## Begin

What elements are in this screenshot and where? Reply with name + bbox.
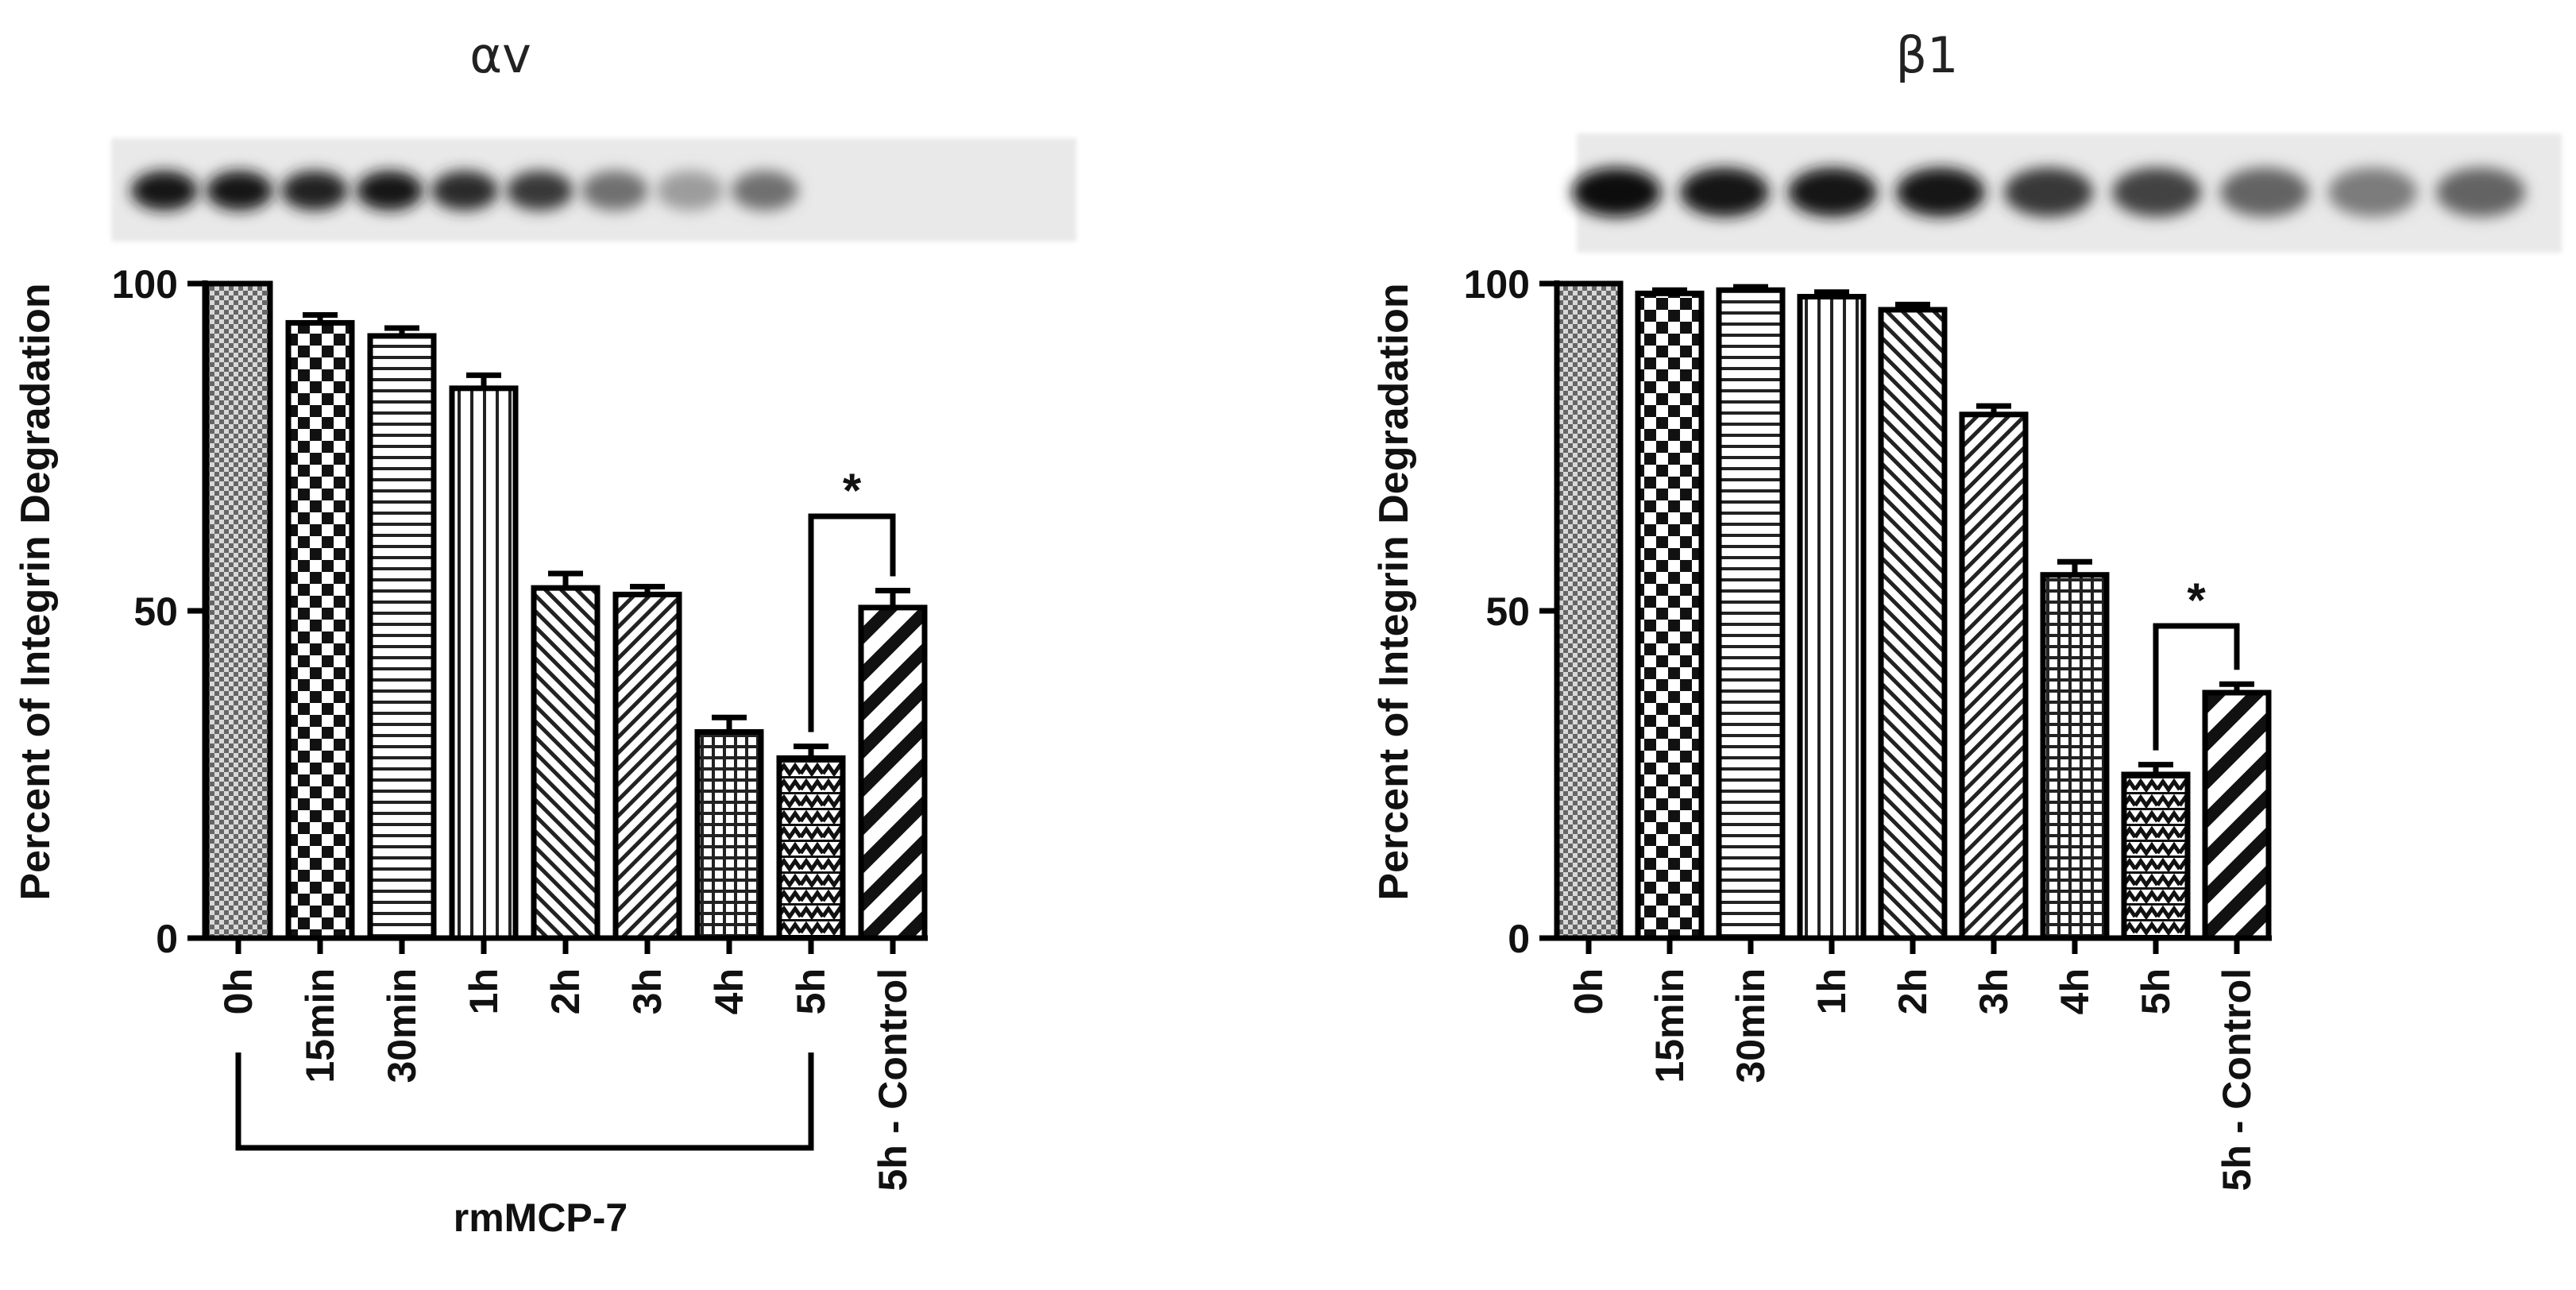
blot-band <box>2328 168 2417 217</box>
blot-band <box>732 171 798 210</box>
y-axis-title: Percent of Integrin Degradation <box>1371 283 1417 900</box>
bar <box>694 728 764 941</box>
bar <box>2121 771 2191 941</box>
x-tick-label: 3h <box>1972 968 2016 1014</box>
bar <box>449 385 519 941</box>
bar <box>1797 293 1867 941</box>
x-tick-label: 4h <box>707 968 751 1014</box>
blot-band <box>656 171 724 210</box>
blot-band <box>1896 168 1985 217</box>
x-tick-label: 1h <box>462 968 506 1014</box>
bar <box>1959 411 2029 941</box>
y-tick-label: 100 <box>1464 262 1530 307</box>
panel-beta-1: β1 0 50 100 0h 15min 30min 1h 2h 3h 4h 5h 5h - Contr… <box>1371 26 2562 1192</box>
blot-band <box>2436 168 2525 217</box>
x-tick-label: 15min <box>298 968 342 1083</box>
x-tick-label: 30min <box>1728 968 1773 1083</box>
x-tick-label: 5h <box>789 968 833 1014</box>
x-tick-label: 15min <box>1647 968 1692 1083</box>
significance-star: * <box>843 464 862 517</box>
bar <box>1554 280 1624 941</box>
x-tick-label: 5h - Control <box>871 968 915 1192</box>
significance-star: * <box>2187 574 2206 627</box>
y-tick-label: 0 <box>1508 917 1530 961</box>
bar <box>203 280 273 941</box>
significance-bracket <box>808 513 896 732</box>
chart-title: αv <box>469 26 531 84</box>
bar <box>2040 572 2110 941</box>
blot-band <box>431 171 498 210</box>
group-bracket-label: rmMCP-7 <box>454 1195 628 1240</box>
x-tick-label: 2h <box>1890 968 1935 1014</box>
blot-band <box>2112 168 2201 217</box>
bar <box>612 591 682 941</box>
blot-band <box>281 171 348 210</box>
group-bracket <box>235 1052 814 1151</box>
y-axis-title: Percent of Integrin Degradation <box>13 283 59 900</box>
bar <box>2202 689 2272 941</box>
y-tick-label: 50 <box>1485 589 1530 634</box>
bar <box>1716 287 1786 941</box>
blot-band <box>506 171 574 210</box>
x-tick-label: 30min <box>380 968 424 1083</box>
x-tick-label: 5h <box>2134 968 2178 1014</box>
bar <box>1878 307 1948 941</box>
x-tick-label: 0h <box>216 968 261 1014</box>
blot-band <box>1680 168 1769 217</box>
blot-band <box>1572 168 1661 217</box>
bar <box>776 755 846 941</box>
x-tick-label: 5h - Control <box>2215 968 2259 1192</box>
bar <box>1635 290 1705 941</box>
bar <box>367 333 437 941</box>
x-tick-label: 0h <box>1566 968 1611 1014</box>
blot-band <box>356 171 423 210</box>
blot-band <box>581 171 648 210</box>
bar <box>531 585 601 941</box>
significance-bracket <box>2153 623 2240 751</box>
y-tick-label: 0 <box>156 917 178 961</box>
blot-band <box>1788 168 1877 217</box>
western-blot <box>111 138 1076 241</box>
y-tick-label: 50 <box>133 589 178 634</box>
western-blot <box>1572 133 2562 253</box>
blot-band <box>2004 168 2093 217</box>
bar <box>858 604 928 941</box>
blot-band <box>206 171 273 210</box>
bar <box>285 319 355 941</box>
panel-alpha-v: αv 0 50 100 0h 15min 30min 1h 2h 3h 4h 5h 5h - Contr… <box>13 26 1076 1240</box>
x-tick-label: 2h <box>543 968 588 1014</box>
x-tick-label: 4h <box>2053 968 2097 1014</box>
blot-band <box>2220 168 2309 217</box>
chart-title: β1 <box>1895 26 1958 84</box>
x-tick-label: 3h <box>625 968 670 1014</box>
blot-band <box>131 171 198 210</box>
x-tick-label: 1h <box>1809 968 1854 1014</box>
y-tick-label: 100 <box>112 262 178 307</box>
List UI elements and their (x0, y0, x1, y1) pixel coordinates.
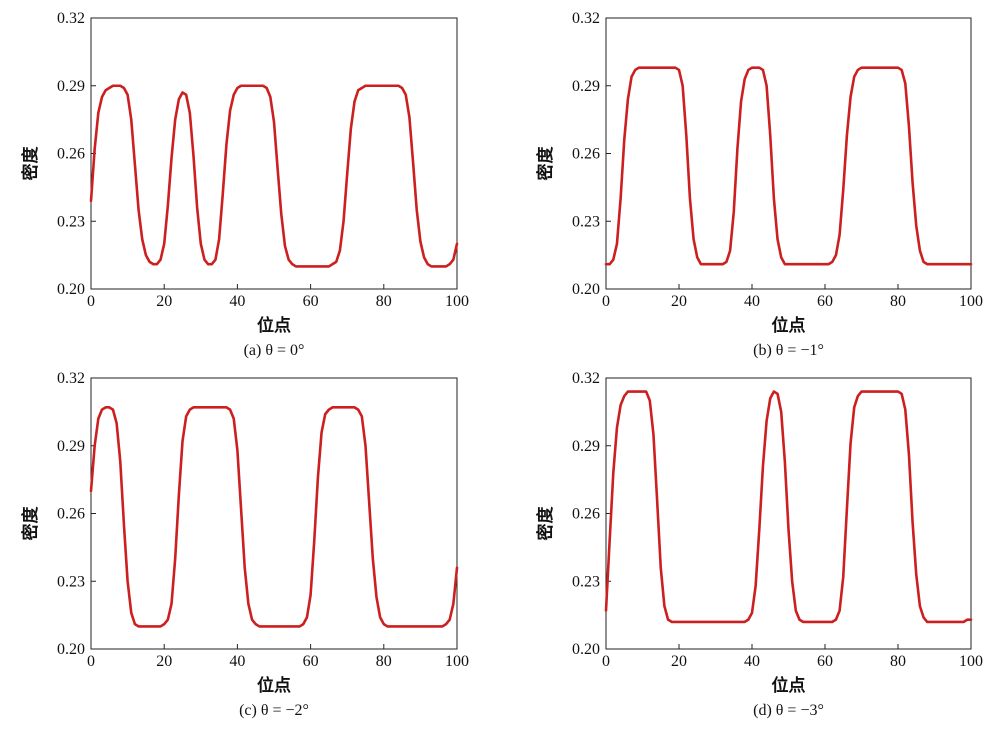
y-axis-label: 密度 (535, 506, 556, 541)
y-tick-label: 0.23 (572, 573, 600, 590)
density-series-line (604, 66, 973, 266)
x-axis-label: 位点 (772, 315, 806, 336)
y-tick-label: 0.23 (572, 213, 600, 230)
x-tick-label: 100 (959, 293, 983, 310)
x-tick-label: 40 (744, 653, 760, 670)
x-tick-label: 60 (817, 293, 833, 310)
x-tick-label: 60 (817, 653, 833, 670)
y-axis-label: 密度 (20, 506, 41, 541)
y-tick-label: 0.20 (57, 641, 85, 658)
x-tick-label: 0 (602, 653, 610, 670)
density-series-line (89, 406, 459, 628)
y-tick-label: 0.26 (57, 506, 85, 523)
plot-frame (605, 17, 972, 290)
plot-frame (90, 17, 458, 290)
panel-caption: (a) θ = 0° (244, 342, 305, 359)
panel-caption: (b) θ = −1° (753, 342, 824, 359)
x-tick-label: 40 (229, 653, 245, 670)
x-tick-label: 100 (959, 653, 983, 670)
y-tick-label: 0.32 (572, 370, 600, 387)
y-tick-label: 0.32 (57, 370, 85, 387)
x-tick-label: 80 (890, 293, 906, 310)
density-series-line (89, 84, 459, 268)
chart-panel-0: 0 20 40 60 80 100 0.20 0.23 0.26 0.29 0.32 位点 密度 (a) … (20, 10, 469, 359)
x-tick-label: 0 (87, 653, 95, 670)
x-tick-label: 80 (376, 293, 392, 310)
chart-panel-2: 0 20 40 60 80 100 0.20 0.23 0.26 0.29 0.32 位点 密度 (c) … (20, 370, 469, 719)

## End

WHAT THE TASK REQUIRES |
Copy the rows from the line with "y-axis-label: 密度 (535, 506, 556, 541)" to the line with "density-series-line (89, 406, 459, 628)", replacing "density-series-line" with "density-curve" and leaving everything else unchanged.

SOLUTION TO THIS PROBLEM |
y-axis-label: 密度 (535, 506, 556, 541)
y-tick-label: 0.23 (572, 573, 600, 590)
density-curve (604, 66, 973, 266)
x-axis-label: 位点 (772, 315, 806, 336)
y-tick-label: 0.23 (572, 213, 600, 230)
x-tick-label: 100 (959, 293, 983, 310)
x-tick-label: 40 (744, 653, 760, 670)
x-tick-label: 60 (817, 293, 833, 310)
x-tick-label: 60 (817, 653, 833, 670)
y-axis-label: 密度 (20, 506, 41, 541)
y-tick-label: 0.20 (57, 641, 85, 658)
x-tick-label: 0 (602, 653, 610, 670)
density-curve (89, 406, 459, 628)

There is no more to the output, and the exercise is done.